#### [THE INPUT]
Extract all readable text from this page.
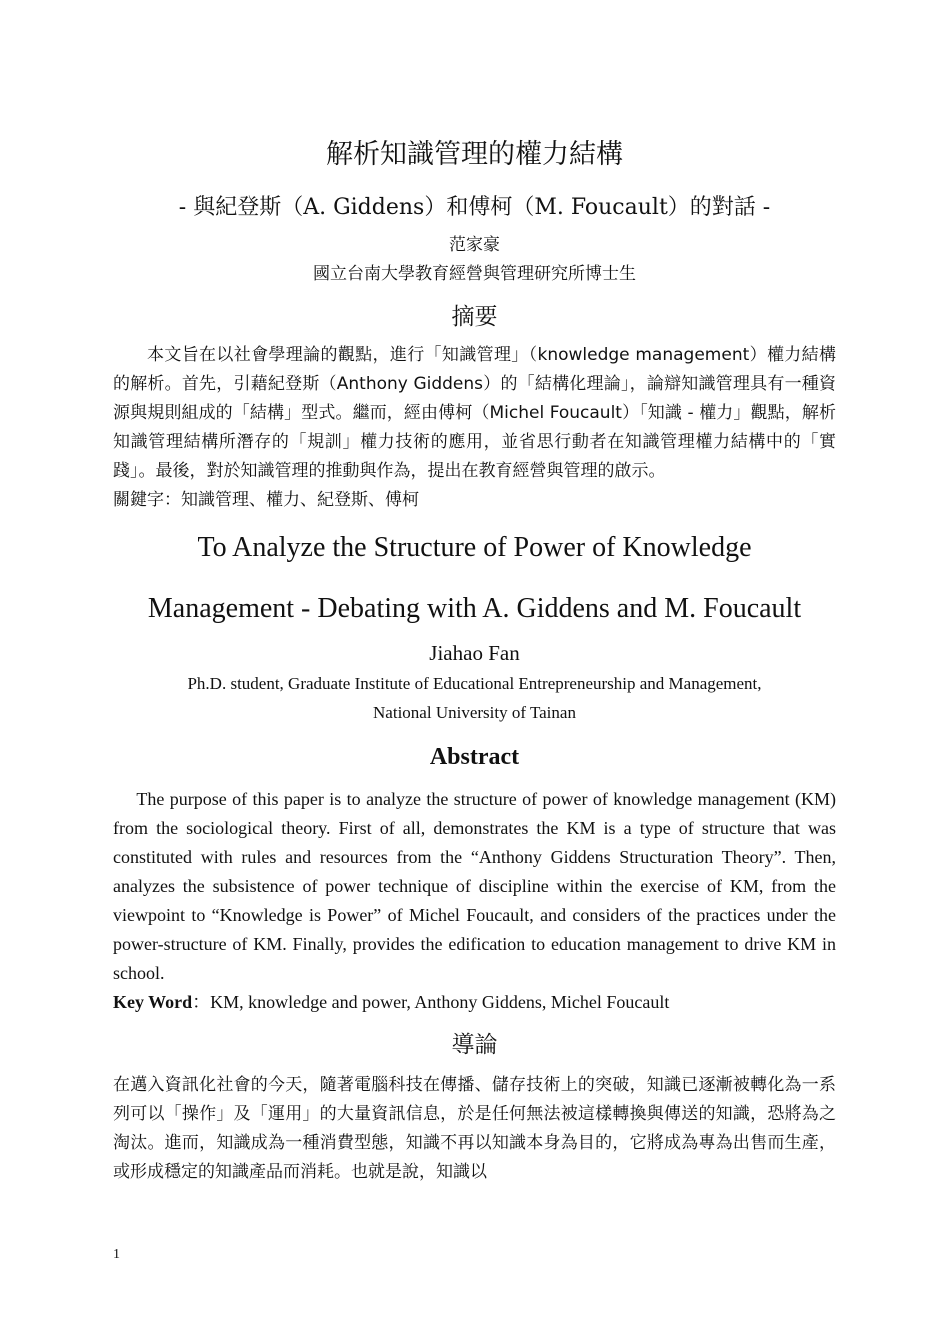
解析知識管理的權力結構
- 與紀登斯（A. Giddens）和傅柯（M. Foucault）的對話 -
范家豪
國立台南大學教育經營與管理研究所博士生
摘要

本文旨在以社會學理論的觀點，進行「知識管理」（knowledge management）權力結構的解析。首先，引藉紀登斯（Anthony Giddens）的「結構化理論」，論辯知識管理具有一種資源與規則組成的「結構」型式。繼而，經由傅柯（Michel Foucault）「知識 - 權力」觀點，解析知識管理結構所潛存的「規訓」權力技術的應用，並省思行動者在知識管理權力結構中的「實踐」。最後，對於知識管理的推動與作為，提出在教育經營與管理的啟示。

關鍵字：知識管理、權力、紀登斯、傅柯

To Analyze the Structure of Power of Knowledge
Management - Debating with A. Giddens and M. Foucault
Jiahao Fan
Ph.D. student, Graduate Institute of Educational Entrepreneurship and Management,
National University of Tainan
Abstract

The purpose of this paper is to analyze the structure of power of knowledge management (KM) from the sociological theory. First of all, demonstrates the KM is a type of structure that was constituted with rules and resources from the “Anthony Giddens Structuration Theory”. Then, analyzes the subsistence of power technique of discipline within the exercise of KM, from the viewpoint to “Knowledge is Power” of Michel Foucault, and considers of the practices under the power-structure of KM. Finally, provides the edification to education management to drive KM in school.

Key Word：KM, knowledge and power, Anthony Giddens, Michel Foucault

導論

在邁入資訊化社會的今天，隨著電腦科技在傳播、儲存技術上的突破，知識已逐漸被轉化為一系列可以「操作」及「運用」的大量資訊信息，於是任何無法被這樣轉換與傳送的知識，恐將為之淘汰。進而，知識成為一種消費型態，知識不再以知識本身為目的，它將成為專為出售而生產，或形成穩定的知識產品而消耗。也就是說，知識以

1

#### [TASK]
Without including any picture, retype the entries exactly.

#### [OUTPUT OF THE TASK]
Extract all readable text from this page.
解析知識管理的權力結構
- 與紀登斯（A. Giddens）和傅柯（M. Foucault）的對話 -
范家豪
國立台南大學教育經營與管理研究所博士生
摘要

本文旨在以社會學理論的觀點，進行「知識管理」（knowledge management）權力結構的解析。首先，引藉紀登斯（Anthony Giddens）的「結構化理論」，論辯知識管理具有一種資源與規則組成的「結構」型式。繼而，經由傅柯（Michel Foucault）「知識 - 權力」觀點，解析知識管理結構所潛存的「規訓」權力技術的應用，並省思行動者在知識管理權力結構中的「實踐」。最後，對於知識管理的推動與作為，提出在教育經營與管理的啟示。

關鍵字：知識管理、權力、紀登斯、傅柯

To Analyze the Structure of Power of Knowledge
Management - Debating with A. Giddens and M. Foucault
Jiahao Fan
Ph.D. student, Graduate Institute of Educational Entrepreneurship and Management,
National University of Tainan
Abstract

The purpose of this paper is to analyze the structure of power of knowledge management (KM) from the sociological theory. First of all, demonstrates the KM is a type of structure that was constituted with rules and resources from the “Anthony Giddens Structuration Theory”. Then, analyzes the subsistence of power technique of discipline within the exercise of KM, from the viewpoint to “Knowledge is Power” of Michel Foucault, and considers of the practices under the power-structure of KM. Finally, provides the edification to education management to drive KM in school.

Key Word：KM, knowledge and power, Anthony Giddens, Michel Foucault

導論

在邁入資訊化社會的今天，隨著電腦科技在傳播、儲存技術上的突破，知識已逐漸被轉化為一系列可以「操作」及「運用」的大量資訊信息，於是任何無法被這樣轉換與傳送的知識，恐將為之淘汰。進而，知識成為一種消費型態，知識不再以知識本身為目的，它將成為專為出售而生產，或形成穩定的知識產品而消耗。也就是說，知識以

1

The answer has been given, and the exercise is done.